## [Task description]
Set down all of the data that follows word for word, without the images.

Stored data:
━━━

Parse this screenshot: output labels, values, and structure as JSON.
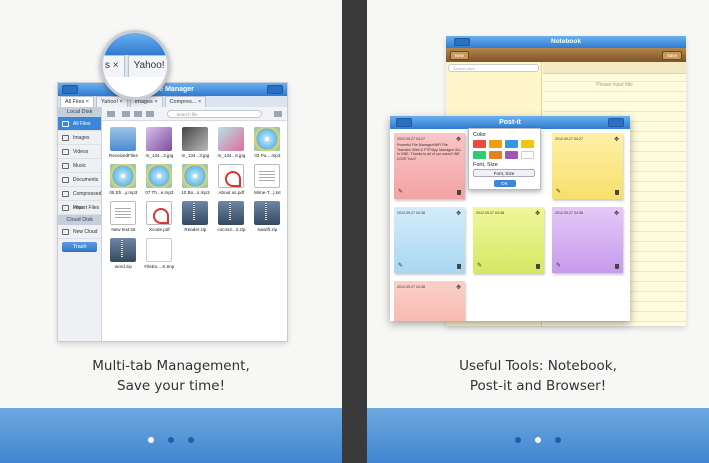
{
  "panels": {
    "left": {
      "caption_line1": "Multi-tab Management,",
      "caption_line2": "Save your time!"
    },
    "right": {
      "caption_line1": "Useful Tools: Notebook,",
      "caption_line2": "Post-it and Browser!"
    }
  },
  "file_manager": {
    "title": "File Manager",
    "title_partial": "sk    le Manager",
    "tabs": [
      "All Files ×",
      "Yahoo! ×",
      "Images ×",
      "Compres... ×"
    ],
    "magnifier_tabs": [
      "s ×",
      "Yahoo!"
    ],
    "search_placeholder": "Search file",
    "sidebar": {
      "local_header": "Local Disk",
      "items": [
        "All Files",
        "Images",
        "Videos",
        "Music",
        "Documents",
        "Compressed Files",
        "Import Files"
      ],
      "cloud_header": "Cloud Disk",
      "new_cloud": "New Cloud",
      "trash": "Trash"
    },
    "files": [
      {
        "name": "ReceivedFiles",
        "icon": "folder"
      },
      {
        "name": "m_134...3.jpg",
        "icon": "image-purple"
      },
      {
        "name": "m_134...3.jpg",
        "icon": "image-gray"
      },
      {
        "name": "m_134...6.jpg",
        "icon": "image-teal"
      },
      {
        "name": "03 Pu....mp3",
        "icon": "music-cd"
      },
      {
        "name": "05 Eh...y.mp3",
        "icon": "music-cd"
      },
      {
        "name": "07 Th...e.mp3",
        "icon": "music-cd"
      },
      {
        "name": "10 Bo...s.mp3",
        "icon": "music-cd"
      },
      {
        "name": "About us.pdf",
        "icon": "pdf"
      },
      {
        "name": "Mime-T...).txt",
        "icon": "text"
      },
      {
        "name": "New text.txt",
        "icon": "text"
      },
      {
        "name": "Xcode.pdf",
        "icon": "pdf"
      },
      {
        "name": "Reader.zip",
        "icon": "zip"
      },
      {
        "name": "cocos2...2.zip",
        "icon": "zip"
      },
      {
        "name": "swwift.zip",
        "icon": "zip"
      },
      {
        "name": "word.zip",
        "icon": "zip"
      },
      {
        "name": "FileEx....S.tmp",
        "icon": "blank"
      }
    ]
  },
  "notebook": {
    "title": "Notebook",
    "new_label": "New",
    "save_label": "Save",
    "search_placeholder": "Search here",
    "input_placeholder": "Please input title"
  },
  "postit": {
    "title": "Post-it",
    "popup": {
      "color_label": "Color",
      "font_size_label": "Font, Size",
      "font_size_button": "Font, Size",
      "ok": "OK",
      "swatches": [
        "#e74c3c",
        "#f39c12",
        "#3498db",
        "#f1c40f",
        "#2ecc71",
        "#e67e22",
        "#9b59b6",
        "#ffffff"
      ]
    },
    "notes": [
      {
        "timestamp": "2012.09.27 04:27",
        "body": "Powerful File Manager/WiFi File Transfer/ Web & FTP/App Manager/ ALL in ONE. Thanks to all of our users!! WE LOVE You!!",
        "color": "red"
      },
      {
        "timestamp": "2012.09.27 04:27",
        "body": "",
        "color": "yellow"
      },
      {
        "timestamp": "2012.09.27 04:38",
        "body": "",
        "color": "blue"
      },
      {
        "timestamp": "2012.09.27 04:38",
        "body": "",
        "color": "green"
      },
      {
        "timestamp": "2012.09.27 04:38",
        "body": "",
        "color": "purple"
      },
      {
        "timestamp": "2012.09.27 04:38",
        "body": "",
        "color": "pink"
      }
    ]
  },
  "pager": {
    "left_active": 0,
    "right_active": 1,
    "count": 3
  }
}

━━━

## [Task output]
Parse this screenshot: output labels, values, and structure as JSON.
{
  "panels": {
    "left": {
      "caption_line1": "Multi-tab Management,",
      "caption_line2": "Save your time!"
    },
    "right": {
      "caption_line1": "Useful Tools: Notebook,",
      "caption_line2": "Post-it and Browser!"
    }
  },
  "file_manager": {
    "title": "File Manager",
    "title_partial": "sk    le Manager",
    "tabs": [
      "All Files ×",
      "Yahoo! ×",
      "Images ×",
      "Compres... ×"
    ],
    "magnifier_tabs": [
      "s ×",
      "Yahoo!"
    ],
    "search_placeholder": "Search file",
    "sidebar": {
      "local_header": "Local Disk",
      "items": [
        "All Files",
        "Images",
        "Videos",
        "Music",
        "Documents",
        "Compressed Files",
        "Import Files"
      ],
      "cloud_header": "Cloud Disk",
      "new_cloud": "New Cloud",
      "trash": "Trash"
    },
    "files": [
      {
        "name": "ReceivedFiles",
        "icon": "folder"
      },
      {
        "name": "m_134...3.jpg",
        "icon": "image-purple"
      },
      {
        "name": "m_134...3.jpg",
        "icon": "image-gray"
      },
      {
        "name": "m_134...6.jpg",
        "icon": "image-teal"
      },
      {
        "name": "03 Pu....mp3",
        "icon": "music-cd"
      },
      {
        "name": "05 Eh...y.mp3",
        "icon": "music-cd"
      },
      {
        "name": "07 Th...e.mp3",
        "icon": "music-cd"
      },
      {
        "name": "10 Bo...s.mp3",
        "icon": "music-cd"
      },
      {
        "name": "About us.pdf",
        "icon": "pdf"
      },
      {
        "name": "Mime-T...).txt",
        "icon": "text"
      },
      {
        "name": "New text.txt",
        "icon": "text"
      },
      {
        "name": "Xcode.pdf",
        "icon": "pdf"
      },
      {
        "name": "Reader.zip",
        "icon": "zip"
      },
      {
        "name": "cocos2...2.zip",
        "icon": "zip"
      },
      {
        "name": "swwift.zip",
        "icon": "zip"
      },
      {
        "name": "word.zip",
        "icon": "zip"
      },
      {
        "name": "FileEx....S.tmp",
        "icon": "blank"
      }
    ]
  },
  "notebook": {
    "title": "Notebook",
    "new_label": "New",
    "save_label": "Save",
    "search_placeholder": "Search here",
    "input_placeholder": "Please input title"
  },
  "postit": {
    "title": "Post-it",
    "popup": {
      "color_label": "Color",
      "font_size_label": "Font, Size",
      "font_size_button": "Font, Size",
      "ok": "OK",
      "swatches": [
        "#e74c3c",
        "#f39c12",
        "#3498db",
        "#f1c40f",
        "#2ecc71",
        "#e67e22",
        "#9b59b6",
        "#ffffff"
      ]
    },
    "notes": [
      {
        "timestamp": "2012.09.27 04:27",
        "body": "Powerful File Manager/WiFi File Transfer/ Web & FTP/App Manager/ ALL in ONE. Thanks to all of our users!! WE LOVE You!!",
        "color": "red"
      },
      {
        "timestamp": "2012.09.27 04:27",
        "body": "",
        "color": "yellow"
      },
      {
        "timestamp": "2012.09.27 04:38",
        "body": "",
        "color": "blue"
      },
      {
        "timestamp": "2012.09.27 04:38",
        "body": "",
        "color": "green"
      },
      {
        "timestamp": "2012.09.27 04:38",
        "body": "",
        "color": "purple"
      },
      {
        "timestamp": "2012.09.27 04:38",
        "body": "",
        "color": "pink"
      }
    ]
  },
  "pager": {
    "left_active": 0,
    "right_active": 1,
    "count": 3
  }
}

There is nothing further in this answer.